===== Working data =====
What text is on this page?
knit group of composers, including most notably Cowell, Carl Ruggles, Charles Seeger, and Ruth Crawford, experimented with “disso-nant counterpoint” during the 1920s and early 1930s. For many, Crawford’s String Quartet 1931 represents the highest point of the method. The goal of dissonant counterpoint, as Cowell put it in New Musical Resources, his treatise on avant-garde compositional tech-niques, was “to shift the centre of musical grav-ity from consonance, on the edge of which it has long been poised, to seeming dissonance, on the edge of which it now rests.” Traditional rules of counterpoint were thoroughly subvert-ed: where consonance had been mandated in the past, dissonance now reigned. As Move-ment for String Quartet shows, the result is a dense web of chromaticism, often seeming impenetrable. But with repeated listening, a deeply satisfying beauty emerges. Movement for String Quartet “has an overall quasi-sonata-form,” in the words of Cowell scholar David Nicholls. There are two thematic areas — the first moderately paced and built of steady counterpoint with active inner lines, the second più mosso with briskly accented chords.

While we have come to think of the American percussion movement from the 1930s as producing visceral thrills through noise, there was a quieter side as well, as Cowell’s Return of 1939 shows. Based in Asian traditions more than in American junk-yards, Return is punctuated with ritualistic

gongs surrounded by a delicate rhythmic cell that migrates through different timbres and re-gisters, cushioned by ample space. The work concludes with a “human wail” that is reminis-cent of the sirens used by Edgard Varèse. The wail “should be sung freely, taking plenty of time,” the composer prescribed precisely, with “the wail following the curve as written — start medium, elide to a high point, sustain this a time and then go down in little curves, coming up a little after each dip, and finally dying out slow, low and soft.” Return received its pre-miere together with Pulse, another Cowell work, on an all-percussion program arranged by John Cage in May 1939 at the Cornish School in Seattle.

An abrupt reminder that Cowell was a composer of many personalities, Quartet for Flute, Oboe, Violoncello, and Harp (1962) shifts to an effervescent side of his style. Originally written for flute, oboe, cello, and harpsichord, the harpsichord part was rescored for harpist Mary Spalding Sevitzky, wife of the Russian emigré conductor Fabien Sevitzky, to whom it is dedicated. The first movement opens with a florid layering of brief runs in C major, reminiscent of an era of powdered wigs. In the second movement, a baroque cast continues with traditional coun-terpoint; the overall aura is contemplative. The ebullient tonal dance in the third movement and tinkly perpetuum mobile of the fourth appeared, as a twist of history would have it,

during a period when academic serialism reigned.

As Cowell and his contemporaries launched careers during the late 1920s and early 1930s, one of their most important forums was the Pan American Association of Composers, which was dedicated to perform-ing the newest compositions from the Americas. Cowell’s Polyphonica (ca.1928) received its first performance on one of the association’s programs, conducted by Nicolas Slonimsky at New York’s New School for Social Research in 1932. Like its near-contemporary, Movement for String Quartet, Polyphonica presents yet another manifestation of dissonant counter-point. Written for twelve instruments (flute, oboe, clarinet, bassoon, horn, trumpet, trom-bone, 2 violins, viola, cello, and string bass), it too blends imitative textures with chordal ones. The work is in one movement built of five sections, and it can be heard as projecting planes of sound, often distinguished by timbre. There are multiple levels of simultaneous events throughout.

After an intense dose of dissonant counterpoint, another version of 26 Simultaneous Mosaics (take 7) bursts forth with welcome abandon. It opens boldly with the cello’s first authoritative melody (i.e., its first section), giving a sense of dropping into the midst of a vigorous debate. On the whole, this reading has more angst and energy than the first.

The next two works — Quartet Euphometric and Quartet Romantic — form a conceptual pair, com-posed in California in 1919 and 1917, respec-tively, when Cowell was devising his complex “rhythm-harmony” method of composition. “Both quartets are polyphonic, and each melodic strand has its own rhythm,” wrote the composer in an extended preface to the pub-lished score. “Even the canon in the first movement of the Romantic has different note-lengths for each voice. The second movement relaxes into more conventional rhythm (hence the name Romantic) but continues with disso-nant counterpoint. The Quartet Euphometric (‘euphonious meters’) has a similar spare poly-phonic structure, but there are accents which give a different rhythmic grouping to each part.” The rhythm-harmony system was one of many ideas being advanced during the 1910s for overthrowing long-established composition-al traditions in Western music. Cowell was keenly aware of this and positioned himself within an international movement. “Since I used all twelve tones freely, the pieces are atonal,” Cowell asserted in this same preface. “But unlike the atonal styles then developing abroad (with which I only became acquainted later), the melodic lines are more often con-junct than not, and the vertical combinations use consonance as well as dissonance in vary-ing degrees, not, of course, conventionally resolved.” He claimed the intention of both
=====
Print all of the data exactly as it was given.

What text is on this page?
knit group of composers, including most notably Cowell, Carl Ruggles, Charles Seeger, and Ruth Crawford, experimented with “disso-nant counterpoint” during the 1920s and early 1930s. For many, Crawford’s String Quartet 1931 represents the highest point of the method. The goal of dissonant counterpoint, as Cowell put it in New Musical Resources, his treatise on avant-garde compositional tech-niques, was “to shift the centre of musical grav-ity from consonance, on the edge of which it has long been poised, to seeming dissonance, on the edge of which it now rests.” Traditional rules of counterpoint were thoroughly subvert-ed: where consonance had been mandated in the past, dissonance now reigned. As Move-ment for String Quartet shows, the result is a dense web of chromaticism, often seeming impenetrable. But with repeated listening, a deeply satisfying beauty emerges. Movement for String Quartet “has an overall quasi-sonata-form,” in the words of Cowell scholar David Nicholls. There are two thematic areas — the first moderately paced and built of steady counterpoint with active inner lines, the second più mosso with briskly accented chords.

While we have come to think of the American percussion movement from the 1930s as producing visceral thrills through noise, there was a quieter side as well, as Cowell’s Return of 1939 shows. Based in Asian traditions more than in American junk-yards, Return is punctuated with ritualistic

gongs surrounded by a delicate rhythmic cell that migrates through different timbres and re-gisters, cushioned by ample space. The work concludes with a “human wail” that is reminis-cent of the sirens used by Edgard Varèse. The wail “should be sung freely, taking plenty of time,” the composer prescribed precisely, with “the wail following the curve as written — start medium, elide to a high point, sustain this a time and then go down in little curves, coming up a little after each dip, and finally dying out slow, low and soft.” Return received its pre-miere together with Pulse, another Cowell work, on an all-percussion program arranged by John Cage in May 1939 at the Cornish School in Seattle.

An abrupt reminder that Cowell was a composer of many personalities, Quartet for Flute, Oboe, Violoncello, and Harp (1962) shifts to an effervescent side of his style. Originally written for flute, oboe, cello, and harpsichord, the harpsichord part was rescored for harpist Mary Spalding Sevitzky, wife of the Russian emigré conductor Fabien Sevitzky, to whom it is dedicated. The first movement opens with a florid layering of brief runs in C major, reminiscent of an era of powdered wigs. In the second movement, a baroque cast continues with traditional coun-terpoint; the overall aura is contemplative. The ebullient tonal dance in the third movement and tinkly perpetuum mobile of the fourth appeared, as a twist of history would have it,

during a period when academic serialism reigned.

As Cowell and his contemporaries launched careers during the late 1920s and early 1930s, one of their most important forums was the Pan American Association of Composers, which was dedicated to perform-ing the newest compositions from the Americas. Cowell’s Polyphonica (ca.1928) received its first performance on one of the association’s programs, conducted by Nicolas Slonimsky at New York’s New School for Social Research in 1932. Like its near-contemporary, Movement for String Quartet, Polyphonica presents yet another manifestation of dissonant counter-point. Written for twelve instruments (flute, oboe, clarinet, bassoon, horn, trumpet, trom-bone, 2 violins, viola, cello, and string bass), it too blends imitative textures with chordal ones. The work is in one movement built of five sections, and it can be heard as projecting planes of sound, often distinguished by timbre. There are multiple levels of simultaneous events throughout.

After an intense dose of dissonant counterpoint, another version of 26 Simultaneous Mosaics (take 7) bursts forth with welcome abandon. It opens boldly with the cello’s first authoritative melody (i.e., its first section), giving a sense of dropping into the midst of a vigorous debate. On the whole, this reading has more angst and energy than the first.

The next two works — Quartet Euphometric and Quartet Romantic — form a conceptual pair, com-posed in California in 1919 and 1917, respec-tively, when Cowell was devising his complex “rhythm-harmony” method of composition. “Both quartets are polyphonic, and each melodic strand has its own rhythm,” wrote the composer in an extended preface to the pub-lished score. “Even the canon in the first movement of the Romantic has different note-lengths for each voice. The second movement relaxes into more conventional rhythm (hence the name Romantic) but continues with disso-nant counterpoint. The Quartet Euphometric (‘euphonious meters’) has a similar spare poly-phonic structure, but there are accents which give a different rhythmic grouping to each part.” The rhythm-harmony system was one of many ideas being advanced during the 1910s for overthrowing long-established composition-al traditions in Western music. Cowell was keenly aware of this and positioned himself within an international movement. “Since I used all twelve tones freely, the pieces are atonal,” Cowell asserted in this same preface. “But unlike the atonal styles then developing abroad (with which I only became acquainted later), the melodic lines are more often con-junct than not, and the vertical combinations use consonance as well as dissonance in vary-ing degrees, not, of course, conventionally resolved.” He claimed the intention of both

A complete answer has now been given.